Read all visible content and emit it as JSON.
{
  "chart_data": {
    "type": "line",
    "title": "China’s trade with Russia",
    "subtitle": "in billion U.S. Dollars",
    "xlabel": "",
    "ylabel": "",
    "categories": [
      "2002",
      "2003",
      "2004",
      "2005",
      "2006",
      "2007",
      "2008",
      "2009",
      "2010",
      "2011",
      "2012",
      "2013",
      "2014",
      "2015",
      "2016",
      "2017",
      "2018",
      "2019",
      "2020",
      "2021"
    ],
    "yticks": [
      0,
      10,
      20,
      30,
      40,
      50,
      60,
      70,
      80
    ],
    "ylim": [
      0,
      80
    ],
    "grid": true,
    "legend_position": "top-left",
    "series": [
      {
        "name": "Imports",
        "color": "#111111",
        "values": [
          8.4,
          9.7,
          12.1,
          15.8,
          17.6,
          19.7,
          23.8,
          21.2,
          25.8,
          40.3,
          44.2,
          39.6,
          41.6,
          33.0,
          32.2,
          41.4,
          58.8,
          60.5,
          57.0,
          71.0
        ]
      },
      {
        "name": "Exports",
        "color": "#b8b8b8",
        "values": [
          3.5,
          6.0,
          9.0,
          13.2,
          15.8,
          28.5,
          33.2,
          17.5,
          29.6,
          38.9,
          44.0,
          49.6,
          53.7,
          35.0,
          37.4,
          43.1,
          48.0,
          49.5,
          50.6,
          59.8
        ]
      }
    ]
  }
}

= = = =

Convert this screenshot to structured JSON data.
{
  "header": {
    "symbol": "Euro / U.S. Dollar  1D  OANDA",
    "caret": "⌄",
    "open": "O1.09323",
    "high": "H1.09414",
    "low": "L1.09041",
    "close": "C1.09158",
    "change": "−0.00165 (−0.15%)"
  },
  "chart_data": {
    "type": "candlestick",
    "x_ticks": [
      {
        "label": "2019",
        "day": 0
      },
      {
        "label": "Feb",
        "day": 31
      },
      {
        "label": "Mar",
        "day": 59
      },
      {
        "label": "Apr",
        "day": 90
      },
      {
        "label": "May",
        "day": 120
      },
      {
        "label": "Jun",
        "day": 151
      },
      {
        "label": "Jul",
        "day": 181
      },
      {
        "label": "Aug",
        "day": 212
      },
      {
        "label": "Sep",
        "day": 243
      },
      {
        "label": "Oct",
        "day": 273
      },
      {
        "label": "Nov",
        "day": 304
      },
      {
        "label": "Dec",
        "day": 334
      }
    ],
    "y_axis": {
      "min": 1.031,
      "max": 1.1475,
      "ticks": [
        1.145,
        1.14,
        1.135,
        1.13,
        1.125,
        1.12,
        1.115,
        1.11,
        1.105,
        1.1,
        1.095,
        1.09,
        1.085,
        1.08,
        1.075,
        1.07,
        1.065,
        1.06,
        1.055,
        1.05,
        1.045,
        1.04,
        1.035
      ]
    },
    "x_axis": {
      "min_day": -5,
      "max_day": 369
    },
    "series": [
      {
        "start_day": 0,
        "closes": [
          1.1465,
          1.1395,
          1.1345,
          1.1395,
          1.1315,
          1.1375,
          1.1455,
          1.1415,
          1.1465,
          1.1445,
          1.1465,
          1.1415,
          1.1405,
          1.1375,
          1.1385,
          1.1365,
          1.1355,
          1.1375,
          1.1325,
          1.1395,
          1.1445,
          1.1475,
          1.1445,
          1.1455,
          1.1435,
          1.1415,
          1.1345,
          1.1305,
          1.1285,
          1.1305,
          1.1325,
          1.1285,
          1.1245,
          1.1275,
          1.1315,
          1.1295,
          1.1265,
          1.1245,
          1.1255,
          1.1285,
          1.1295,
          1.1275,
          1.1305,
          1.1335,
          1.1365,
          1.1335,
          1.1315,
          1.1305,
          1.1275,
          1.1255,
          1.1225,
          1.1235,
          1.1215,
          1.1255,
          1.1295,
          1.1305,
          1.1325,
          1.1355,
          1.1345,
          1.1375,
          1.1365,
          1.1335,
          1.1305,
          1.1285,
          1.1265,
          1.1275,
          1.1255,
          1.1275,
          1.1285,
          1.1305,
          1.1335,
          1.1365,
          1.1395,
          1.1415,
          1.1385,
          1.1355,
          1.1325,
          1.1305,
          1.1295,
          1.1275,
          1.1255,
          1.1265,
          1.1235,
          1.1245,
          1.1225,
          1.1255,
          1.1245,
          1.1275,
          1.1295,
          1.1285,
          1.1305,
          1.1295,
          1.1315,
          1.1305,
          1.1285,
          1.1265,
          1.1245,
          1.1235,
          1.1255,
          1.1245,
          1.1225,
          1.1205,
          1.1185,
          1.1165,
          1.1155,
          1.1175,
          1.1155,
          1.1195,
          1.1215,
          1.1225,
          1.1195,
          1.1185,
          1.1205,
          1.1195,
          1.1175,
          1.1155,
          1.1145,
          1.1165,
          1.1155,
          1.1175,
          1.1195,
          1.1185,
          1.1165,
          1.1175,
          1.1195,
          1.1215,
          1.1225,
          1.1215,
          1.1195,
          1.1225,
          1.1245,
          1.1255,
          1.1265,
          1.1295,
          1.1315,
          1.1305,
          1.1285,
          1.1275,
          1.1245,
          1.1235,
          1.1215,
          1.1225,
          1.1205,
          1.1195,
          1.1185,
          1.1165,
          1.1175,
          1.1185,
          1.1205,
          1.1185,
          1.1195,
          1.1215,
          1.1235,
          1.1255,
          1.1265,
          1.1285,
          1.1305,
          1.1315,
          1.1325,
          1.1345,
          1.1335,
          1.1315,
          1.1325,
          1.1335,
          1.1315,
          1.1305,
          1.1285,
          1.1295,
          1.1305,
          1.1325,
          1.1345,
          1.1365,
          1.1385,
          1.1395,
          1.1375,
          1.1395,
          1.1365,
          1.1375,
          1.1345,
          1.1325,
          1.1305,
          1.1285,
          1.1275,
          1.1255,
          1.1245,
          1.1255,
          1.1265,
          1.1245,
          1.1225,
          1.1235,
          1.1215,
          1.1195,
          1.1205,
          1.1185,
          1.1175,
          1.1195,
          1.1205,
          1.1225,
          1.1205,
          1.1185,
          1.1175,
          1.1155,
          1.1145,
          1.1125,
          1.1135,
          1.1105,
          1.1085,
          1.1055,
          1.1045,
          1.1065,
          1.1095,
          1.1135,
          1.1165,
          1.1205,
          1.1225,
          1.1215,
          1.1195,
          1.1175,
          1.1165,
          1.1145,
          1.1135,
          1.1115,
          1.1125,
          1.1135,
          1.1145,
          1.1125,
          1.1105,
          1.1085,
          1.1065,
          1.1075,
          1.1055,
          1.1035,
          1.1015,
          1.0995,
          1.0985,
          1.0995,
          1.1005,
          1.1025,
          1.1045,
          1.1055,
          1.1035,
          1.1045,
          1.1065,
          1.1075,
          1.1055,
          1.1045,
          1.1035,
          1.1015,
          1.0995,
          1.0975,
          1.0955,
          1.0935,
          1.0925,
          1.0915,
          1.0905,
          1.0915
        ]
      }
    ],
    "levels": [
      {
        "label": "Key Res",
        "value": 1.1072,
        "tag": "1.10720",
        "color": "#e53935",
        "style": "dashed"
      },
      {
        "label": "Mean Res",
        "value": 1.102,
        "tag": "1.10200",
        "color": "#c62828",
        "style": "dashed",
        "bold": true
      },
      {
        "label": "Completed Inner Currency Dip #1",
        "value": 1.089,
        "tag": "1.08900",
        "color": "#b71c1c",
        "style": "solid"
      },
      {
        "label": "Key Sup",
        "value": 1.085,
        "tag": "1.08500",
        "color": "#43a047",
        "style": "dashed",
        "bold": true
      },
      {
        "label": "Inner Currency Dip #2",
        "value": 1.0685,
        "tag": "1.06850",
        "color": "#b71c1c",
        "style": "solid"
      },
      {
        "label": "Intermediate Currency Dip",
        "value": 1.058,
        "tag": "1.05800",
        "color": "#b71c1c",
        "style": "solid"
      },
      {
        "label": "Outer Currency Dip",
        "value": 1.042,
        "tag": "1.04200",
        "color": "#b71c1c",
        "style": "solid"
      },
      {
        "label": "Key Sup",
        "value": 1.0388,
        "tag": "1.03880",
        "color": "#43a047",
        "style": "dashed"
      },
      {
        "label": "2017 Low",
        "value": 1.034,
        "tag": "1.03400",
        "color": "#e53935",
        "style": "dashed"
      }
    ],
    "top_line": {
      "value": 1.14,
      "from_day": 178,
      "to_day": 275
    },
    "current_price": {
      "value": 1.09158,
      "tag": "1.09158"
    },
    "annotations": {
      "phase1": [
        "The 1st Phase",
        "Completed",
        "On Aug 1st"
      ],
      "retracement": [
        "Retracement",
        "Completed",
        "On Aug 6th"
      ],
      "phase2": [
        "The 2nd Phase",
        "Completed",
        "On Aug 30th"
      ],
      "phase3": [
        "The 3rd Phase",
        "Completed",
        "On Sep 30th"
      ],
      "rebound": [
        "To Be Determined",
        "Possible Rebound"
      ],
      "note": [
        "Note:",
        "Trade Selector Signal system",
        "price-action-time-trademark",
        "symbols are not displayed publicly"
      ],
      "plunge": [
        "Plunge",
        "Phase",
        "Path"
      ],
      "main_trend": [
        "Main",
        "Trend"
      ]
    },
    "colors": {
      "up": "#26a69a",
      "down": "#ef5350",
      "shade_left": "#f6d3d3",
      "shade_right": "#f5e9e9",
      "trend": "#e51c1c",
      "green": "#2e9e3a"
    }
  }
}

= = = =

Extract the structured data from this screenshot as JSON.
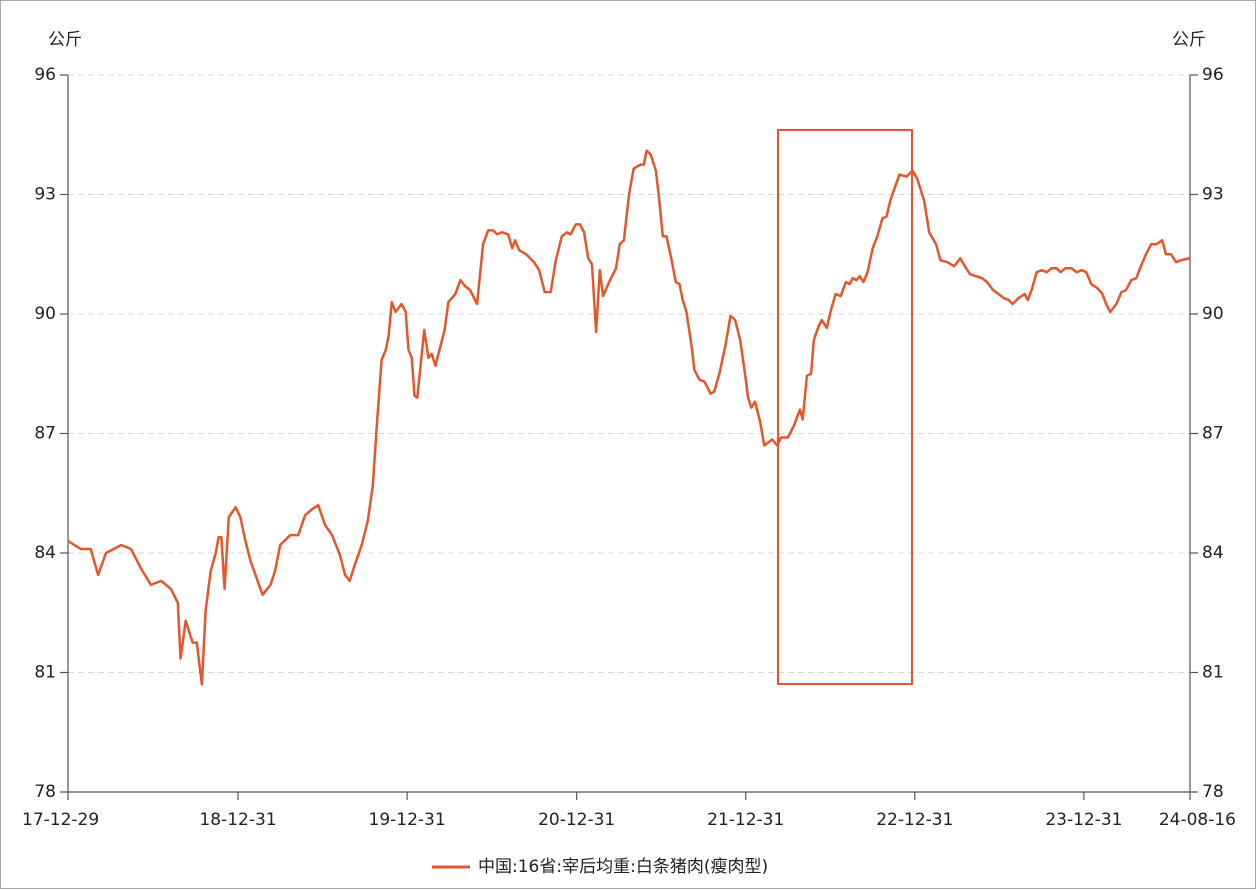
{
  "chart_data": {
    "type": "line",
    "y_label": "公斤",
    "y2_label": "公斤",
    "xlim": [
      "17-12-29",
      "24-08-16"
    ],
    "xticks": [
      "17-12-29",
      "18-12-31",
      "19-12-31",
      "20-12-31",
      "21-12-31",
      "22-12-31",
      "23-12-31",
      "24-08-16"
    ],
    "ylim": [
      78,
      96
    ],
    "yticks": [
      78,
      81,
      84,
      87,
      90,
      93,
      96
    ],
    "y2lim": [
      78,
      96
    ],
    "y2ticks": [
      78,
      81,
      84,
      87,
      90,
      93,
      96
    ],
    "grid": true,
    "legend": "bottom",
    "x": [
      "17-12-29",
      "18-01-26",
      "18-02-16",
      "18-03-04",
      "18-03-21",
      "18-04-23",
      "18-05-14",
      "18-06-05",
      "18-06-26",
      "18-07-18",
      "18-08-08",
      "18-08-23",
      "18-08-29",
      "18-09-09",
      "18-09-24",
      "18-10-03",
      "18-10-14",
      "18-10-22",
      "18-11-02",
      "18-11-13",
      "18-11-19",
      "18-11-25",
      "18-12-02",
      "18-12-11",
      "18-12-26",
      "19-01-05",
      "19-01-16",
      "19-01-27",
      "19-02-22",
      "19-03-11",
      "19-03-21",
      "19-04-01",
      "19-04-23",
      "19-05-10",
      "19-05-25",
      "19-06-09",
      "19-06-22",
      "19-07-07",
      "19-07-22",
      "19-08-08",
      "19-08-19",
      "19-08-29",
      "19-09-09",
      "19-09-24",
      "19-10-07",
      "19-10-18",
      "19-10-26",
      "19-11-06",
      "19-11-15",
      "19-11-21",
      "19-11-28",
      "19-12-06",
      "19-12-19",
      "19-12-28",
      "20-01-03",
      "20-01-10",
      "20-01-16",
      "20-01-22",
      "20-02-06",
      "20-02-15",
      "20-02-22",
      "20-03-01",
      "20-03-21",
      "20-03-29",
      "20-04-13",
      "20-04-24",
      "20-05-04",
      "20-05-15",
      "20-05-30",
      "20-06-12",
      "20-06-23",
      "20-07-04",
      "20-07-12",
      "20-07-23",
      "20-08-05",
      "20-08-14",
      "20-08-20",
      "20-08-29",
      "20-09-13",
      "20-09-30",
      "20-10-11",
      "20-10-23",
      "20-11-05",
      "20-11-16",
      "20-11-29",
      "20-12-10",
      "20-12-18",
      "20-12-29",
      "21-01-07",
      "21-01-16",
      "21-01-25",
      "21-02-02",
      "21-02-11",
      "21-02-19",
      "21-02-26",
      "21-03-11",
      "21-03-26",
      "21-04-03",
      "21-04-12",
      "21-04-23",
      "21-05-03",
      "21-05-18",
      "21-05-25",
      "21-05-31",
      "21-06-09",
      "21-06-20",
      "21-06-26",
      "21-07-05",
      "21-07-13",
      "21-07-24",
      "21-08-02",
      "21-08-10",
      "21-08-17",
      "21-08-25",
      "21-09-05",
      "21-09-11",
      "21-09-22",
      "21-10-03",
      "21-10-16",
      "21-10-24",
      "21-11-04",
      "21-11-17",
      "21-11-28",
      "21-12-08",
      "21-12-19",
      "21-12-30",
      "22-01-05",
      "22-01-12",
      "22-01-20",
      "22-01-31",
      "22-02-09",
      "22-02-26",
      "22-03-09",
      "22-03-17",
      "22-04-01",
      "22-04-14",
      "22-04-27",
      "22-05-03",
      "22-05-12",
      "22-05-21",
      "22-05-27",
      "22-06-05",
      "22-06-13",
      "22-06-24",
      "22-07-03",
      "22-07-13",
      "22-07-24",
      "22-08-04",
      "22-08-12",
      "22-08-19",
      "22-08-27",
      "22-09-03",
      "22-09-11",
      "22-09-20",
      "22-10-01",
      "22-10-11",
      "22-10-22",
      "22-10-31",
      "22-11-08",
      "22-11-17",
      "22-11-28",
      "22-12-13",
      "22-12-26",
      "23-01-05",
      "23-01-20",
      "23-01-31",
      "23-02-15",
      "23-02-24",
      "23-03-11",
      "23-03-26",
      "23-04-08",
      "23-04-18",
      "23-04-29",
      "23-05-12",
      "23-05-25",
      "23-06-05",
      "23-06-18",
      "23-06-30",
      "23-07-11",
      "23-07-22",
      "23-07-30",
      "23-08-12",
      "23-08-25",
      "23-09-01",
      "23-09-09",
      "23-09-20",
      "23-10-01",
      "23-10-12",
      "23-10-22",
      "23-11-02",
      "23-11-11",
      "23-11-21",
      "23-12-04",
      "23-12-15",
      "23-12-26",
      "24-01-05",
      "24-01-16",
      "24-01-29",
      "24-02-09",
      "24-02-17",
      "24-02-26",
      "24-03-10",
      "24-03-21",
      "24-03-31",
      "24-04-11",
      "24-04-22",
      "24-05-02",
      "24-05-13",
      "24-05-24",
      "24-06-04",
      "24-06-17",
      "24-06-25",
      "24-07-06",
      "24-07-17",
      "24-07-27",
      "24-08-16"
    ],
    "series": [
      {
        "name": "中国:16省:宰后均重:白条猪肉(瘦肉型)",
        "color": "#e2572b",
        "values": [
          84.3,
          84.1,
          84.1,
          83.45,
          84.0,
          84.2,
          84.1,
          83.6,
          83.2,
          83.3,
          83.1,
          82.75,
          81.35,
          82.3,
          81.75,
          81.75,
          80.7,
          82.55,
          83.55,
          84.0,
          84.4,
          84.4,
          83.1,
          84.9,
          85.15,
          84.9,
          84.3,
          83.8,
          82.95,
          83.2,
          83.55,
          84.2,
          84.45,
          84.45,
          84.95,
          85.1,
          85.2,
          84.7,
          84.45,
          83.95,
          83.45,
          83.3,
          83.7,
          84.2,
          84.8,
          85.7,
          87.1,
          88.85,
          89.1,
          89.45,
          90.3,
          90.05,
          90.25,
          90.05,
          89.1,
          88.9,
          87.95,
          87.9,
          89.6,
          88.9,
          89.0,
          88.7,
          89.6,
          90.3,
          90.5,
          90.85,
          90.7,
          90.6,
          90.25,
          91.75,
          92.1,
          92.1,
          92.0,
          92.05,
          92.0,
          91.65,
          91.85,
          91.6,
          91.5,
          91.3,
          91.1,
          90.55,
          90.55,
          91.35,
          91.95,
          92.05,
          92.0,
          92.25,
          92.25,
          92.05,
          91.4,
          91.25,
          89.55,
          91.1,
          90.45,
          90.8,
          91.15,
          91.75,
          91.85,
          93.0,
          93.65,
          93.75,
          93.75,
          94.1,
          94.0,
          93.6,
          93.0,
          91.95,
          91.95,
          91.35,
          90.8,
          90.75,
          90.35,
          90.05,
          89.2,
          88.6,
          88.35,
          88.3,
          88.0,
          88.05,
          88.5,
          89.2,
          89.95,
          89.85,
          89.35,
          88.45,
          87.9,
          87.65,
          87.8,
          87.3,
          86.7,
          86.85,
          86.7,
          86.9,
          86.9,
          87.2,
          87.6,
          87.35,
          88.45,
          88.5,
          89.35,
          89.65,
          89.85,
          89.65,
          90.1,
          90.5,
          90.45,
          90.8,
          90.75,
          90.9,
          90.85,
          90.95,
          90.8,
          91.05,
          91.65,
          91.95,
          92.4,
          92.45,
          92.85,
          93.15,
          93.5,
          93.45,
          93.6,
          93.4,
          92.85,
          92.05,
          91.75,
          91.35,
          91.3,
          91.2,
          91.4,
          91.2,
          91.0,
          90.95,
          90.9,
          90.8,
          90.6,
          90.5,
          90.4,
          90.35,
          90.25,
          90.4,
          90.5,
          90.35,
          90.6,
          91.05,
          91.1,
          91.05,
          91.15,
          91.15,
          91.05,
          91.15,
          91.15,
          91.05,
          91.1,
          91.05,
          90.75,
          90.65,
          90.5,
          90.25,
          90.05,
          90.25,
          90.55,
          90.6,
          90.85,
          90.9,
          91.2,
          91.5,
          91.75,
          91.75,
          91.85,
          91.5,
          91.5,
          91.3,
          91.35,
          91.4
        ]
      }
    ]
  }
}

= = = =

* **AIM OF THE TASK**
Using the material above, copy every line in which the string "this" occurs.

* **REPLY TO THE TASK**
Convert this screenshot to structured JSON data.
Extract the structured data from this screenshot as JSON.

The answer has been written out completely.